- [DATA EXCERPTS]
-.-.-
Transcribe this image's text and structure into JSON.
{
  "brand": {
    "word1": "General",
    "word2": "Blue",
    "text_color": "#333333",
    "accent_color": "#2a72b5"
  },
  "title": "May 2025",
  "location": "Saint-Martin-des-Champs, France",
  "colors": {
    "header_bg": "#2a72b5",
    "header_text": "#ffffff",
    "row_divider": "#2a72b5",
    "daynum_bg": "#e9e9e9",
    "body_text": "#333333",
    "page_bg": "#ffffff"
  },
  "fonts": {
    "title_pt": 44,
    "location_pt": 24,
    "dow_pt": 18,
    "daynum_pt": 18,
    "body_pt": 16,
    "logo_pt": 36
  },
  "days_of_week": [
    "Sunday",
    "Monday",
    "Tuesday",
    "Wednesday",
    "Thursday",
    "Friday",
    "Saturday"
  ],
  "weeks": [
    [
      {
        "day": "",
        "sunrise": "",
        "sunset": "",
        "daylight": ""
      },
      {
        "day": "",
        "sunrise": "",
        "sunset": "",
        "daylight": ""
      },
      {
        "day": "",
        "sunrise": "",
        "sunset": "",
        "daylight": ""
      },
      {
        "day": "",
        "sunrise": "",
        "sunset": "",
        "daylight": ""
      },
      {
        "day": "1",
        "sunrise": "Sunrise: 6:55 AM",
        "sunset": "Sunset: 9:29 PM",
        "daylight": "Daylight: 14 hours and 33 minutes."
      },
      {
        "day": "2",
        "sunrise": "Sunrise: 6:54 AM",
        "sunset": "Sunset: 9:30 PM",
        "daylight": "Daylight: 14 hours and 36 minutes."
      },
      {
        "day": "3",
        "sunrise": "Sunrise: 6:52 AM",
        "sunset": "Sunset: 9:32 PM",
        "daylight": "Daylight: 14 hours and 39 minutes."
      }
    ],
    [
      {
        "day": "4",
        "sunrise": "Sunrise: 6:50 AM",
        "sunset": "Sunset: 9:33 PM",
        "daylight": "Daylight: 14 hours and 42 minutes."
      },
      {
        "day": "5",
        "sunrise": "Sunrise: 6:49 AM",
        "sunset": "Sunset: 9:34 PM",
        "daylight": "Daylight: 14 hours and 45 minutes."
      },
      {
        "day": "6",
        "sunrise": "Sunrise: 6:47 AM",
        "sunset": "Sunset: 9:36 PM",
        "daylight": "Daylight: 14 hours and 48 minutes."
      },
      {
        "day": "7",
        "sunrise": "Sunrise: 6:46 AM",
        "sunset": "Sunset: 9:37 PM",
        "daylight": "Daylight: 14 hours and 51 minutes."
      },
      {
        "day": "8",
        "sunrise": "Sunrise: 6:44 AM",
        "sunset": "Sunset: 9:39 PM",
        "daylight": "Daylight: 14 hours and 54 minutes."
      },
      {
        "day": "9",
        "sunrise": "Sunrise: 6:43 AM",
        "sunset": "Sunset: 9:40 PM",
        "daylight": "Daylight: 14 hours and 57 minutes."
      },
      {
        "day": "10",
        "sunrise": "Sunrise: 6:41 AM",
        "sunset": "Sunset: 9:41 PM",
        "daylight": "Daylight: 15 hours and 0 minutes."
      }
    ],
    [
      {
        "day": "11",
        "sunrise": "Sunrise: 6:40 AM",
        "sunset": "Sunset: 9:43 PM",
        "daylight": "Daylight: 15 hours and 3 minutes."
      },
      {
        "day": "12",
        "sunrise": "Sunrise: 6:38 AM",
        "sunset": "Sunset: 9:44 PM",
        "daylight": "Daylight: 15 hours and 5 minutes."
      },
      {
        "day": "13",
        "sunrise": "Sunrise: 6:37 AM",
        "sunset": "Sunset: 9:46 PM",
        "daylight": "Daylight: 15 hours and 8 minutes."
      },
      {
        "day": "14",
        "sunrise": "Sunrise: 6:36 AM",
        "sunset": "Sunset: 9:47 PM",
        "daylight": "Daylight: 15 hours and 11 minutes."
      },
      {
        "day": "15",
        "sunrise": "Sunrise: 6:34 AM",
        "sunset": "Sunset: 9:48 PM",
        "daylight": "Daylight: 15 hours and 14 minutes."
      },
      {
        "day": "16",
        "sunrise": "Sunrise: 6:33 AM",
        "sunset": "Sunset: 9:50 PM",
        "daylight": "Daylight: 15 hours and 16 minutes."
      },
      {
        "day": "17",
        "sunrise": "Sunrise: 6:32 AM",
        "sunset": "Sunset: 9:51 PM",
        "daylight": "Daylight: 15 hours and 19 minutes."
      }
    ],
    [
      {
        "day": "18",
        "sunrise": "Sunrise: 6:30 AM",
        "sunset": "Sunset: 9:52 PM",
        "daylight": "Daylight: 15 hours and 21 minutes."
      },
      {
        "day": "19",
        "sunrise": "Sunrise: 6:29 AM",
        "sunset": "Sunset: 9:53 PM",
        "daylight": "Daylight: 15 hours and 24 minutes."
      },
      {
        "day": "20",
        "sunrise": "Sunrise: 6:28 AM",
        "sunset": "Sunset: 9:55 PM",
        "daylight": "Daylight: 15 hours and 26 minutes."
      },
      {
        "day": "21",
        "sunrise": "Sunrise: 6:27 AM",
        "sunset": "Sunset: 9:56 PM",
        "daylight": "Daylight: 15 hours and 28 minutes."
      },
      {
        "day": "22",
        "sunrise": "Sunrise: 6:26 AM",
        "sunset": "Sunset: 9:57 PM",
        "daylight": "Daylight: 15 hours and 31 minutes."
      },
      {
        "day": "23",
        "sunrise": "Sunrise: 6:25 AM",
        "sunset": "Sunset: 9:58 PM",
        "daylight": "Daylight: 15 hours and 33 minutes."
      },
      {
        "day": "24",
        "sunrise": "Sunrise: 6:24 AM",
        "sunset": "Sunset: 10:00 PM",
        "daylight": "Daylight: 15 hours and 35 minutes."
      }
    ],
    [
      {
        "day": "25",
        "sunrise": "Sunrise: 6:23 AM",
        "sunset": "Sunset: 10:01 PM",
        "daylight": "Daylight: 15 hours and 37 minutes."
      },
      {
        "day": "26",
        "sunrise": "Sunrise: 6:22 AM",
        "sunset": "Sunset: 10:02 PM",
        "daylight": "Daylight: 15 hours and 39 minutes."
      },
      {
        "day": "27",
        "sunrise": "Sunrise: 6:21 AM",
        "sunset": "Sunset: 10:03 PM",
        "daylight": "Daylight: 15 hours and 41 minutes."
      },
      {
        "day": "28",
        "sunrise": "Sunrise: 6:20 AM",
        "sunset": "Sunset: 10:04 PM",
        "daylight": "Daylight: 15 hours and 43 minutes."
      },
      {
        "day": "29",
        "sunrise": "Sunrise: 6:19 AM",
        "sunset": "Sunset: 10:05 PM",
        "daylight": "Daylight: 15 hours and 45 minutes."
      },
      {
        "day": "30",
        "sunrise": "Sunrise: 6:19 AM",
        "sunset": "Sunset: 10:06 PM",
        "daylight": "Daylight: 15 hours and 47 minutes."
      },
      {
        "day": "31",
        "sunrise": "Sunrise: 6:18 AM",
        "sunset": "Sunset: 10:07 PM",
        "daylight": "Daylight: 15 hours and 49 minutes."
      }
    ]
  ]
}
-.-.-
- [THE TASK] Using the exact wording, write out all of the records.

- [ANSWER TO THIS TASK]
Transcribe this image's text and structure into JSON.
{
  "brand": {
    "word1": "General",
    "word2": "Blue",
    "text_color": "#333333",
    "accent_color": "#2a72b5"
  },
  "title": "May 2025",
  "location": "Saint-Martin-des-Champs, France",
  "colors": {
    "header_bg": "#2a72b5",
    "header_text": "#ffffff",
    "row_divider": "#2a72b5",
    "daynum_bg": "#e9e9e9",
    "body_text": "#333333",
    "page_bg": "#ffffff"
  },
  "fonts": {
    "title_pt": 44,
    "location_pt": 24,
    "dow_pt": 18,
    "daynum_pt": 18,
    "body_pt": 16,
    "logo_pt": 36
  },
  "days_of_week": [
    "Sunday",
    "Monday",
    "Tuesday",
    "Wednesday",
    "Thursday",
    "Friday",
    "Saturday"
  ],
  "weeks": [
    [
      {
        "day": "",
        "sunrise": "",
        "sunset": "",
        "daylight": ""
      },
      {
        "day": "",
        "sunrise": "",
        "sunset": "",
        "daylight": ""
      },
      {
        "day": "",
        "sunrise": "",
        "sunset": "",
        "daylight": ""
      },
      {
        "day": "",
        "sunrise": "",
        "sunset": "",
        "daylight": ""
      },
      {
        "day": "1",
        "sunrise": "Sunrise: 6:55 AM",
        "sunset": "Sunset: 9:29 PM",
        "daylight": "Daylight: 14 hours and 33 minutes."
      },
      {
        "day": "2",
        "sunrise": "Sunrise: 6:54 AM",
        "sunset": "Sunset: 9:30 PM",
        "daylight": "Daylight: 14 hours and 36 minutes."
      },
      {
        "day": "3",
        "sunrise": "Sunrise: 6:52 AM",
        "sunset": "Sunset: 9:32 PM",
        "daylight": "Daylight: 14 hours and 39 minutes."
      }
    ],
    [
      {
        "day": "4",
        "sunrise": "Sunrise: 6:50 AM",
        "sunset": "Sunset: 9:33 PM",
        "daylight": "Daylight: 14 hours and 42 minutes."
      },
      {
        "day": "5",
        "sunrise": "Sunrise: 6:49 AM",
        "sunset": "Sunset: 9:34 PM",
        "daylight": "Daylight: 14 hours and 45 minutes."
      },
      {
        "day": "6",
        "sunrise": "Sunrise: 6:47 AM",
        "sunset": "Sunset: 9:36 PM",
        "daylight": "Daylight: 14 hours and 48 minutes."
      },
      {
        "day": "7",
        "sunrise": "Sunrise: 6:46 AM",
        "sunset": "Sunset: 9:37 PM",
        "daylight": "Daylight: 14 hours and 51 minutes."
      },
      {
        "day": "8",
        "sunrise": "Sunrise: 6:44 AM",
        "sunset": "Sunset: 9:39 PM",
        "daylight": "Daylight: 14 hours and 54 minutes."
      },
      {
        "day": "9",
        "sunrise": "Sunrise: 6:43 AM",
        "sunset": "Sunset: 9:40 PM",
        "daylight": "Daylight: 14 hours and 57 minutes."
      },
      {
        "day": "10",
        "sunrise": "Sunrise: 6:41 AM",
        "sunset": "Sunset: 9:41 PM",
        "daylight": "Daylight: 15 hours and 0 minutes."
      }
    ],
    [
      {
        "day": "11",
        "sunrise": "Sunrise: 6:40 AM",
        "sunset": "Sunset: 9:43 PM",
        "daylight": "Daylight: 15 hours and 3 minutes."
      },
      {
        "day": "12",
        "sunrise": "Sunrise: 6:38 AM",
        "sunset": "Sunset: 9:44 PM",
        "daylight": "Daylight: 15 hours and 5 minutes."
      },
      {
        "day": "13",
        "sunrise": "Sunrise: 6:37 AM",
        "sunset": "Sunset: 9:46 PM",
        "daylight": "Daylight: 15 hours and 8 minutes."
      },
      {
        "day": "14",
        "sunrise": "Sunrise: 6:36 AM",
        "sunset": "Sunset: 9:47 PM",
        "daylight": "Daylight: 15 hours and 11 minutes."
      },
      {
        "day": "15",
        "sunrise": "Sunrise: 6:34 AM",
        "sunset": "Sunset: 9:48 PM",
        "daylight": "Daylight: 15 hours and 14 minutes."
      },
      {
        "day": "16",
        "sunrise": "Sunrise: 6:33 AM",
        "sunset": "Sunset: 9:50 PM",
        "daylight": "Daylight: 15 hours and 16 minutes."
      },
      {
        "day": "17",
        "sunrise": "Sunrise: 6:32 AM",
        "sunset": "Sunset: 9:51 PM",
        "daylight": "Daylight: 15 hours and 19 minutes."
      }
    ],
    [
      {
        "day": "18",
        "sunrise": "Sunrise: 6:30 AM",
        "sunset": "Sunset: 9:52 PM",
        "daylight": "Daylight: 15 hours and 21 minutes."
      },
      {
        "day": "19",
        "sunrise": "Sunrise: 6:29 AM",
        "sunset": "Sunset: 9:53 PM",
        "daylight": "Daylight: 15 hours and 24 minutes."
      },
      {
        "day": "20",
        "sunrise": "Sunrise: 6:28 AM",
        "sunset": "Sunset: 9:55 PM",
        "daylight": "Daylight: 15 hours and 26 minutes."
      },
      {
        "day": "21",
        "sunrise": "Sunrise: 6:27 AM",
        "sunset": "Sunset: 9:56 PM",
        "daylight": "Daylight: 15 hours and 28 minutes."
      },
      {
        "day": "22",
        "sunrise": "Sunrise: 6:26 AM",
        "sunset": "Sunset: 9:57 PM",
        "daylight": "Daylight: 15 hours and 31 minutes."
      },
      {
        "day": "23",
        "sunrise": "Sunrise: 6:25 AM",
        "sunset": "Sunset: 9:58 PM",
        "daylight": "Daylight: 15 hours and 33 minutes."
      },
      {
        "day": "24",
        "sunrise": "Sunrise: 6:24 AM",
        "sunset": "Sunset: 10:00 PM",
        "daylight": "Daylight: 15 hours and 35 minutes."
      }
    ],
    [
      {
        "day": "25",
        "sunrise": "Sunrise: 6:23 AM",
        "sunset": "Sunset: 10:01 PM",
        "daylight": "Daylight: 15 hours and 37 minutes."
      },
      {
        "day": "26",
        "sunrise": "Sunrise: 6:22 AM",
        "sunset": "Sunset: 10:02 PM",
        "daylight": "Daylight: 15 hours and 39 minutes."
      },
      {
        "day": "27",
        "sunrise": "Sunrise: 6:21 AM",
        "sunset": "Sunset: 10:03 PM",
        "daylight": "Daylight: 15 hours and 41 minutes."
      },
      {
        "day": "28",
        "sunrise": "Sunrise: 6:20 AM",
        "sunset": "Sunset: 10:04 PM",
        "daylight": "Daylight: 15 hours and 43 minutes."
      },
      {
        "day": "29",
        "sunrise": "Sunrise: 6:19 AM",
        "sunset": "Sunset: 10:05 PM",
        "daylight": "Daylight: 15 hours and 45 minutes."
      },
      {
        "day": "30",
        "sunrise": "Sunrise: 6:19 AM",
        "sunset": "Sunset: 10:06 PM",
        "daylight": "Daylight: 15 hours and 47 minutes."
      },
      {
        "day": "31",
        "sunrise": "Sunrise: 6:18 AM",
        "sunset": "Sunset: 10:07 PM",
        "daylight": "Daylight: 15 hours and 49 minutes."
      }
    ]
  ]
}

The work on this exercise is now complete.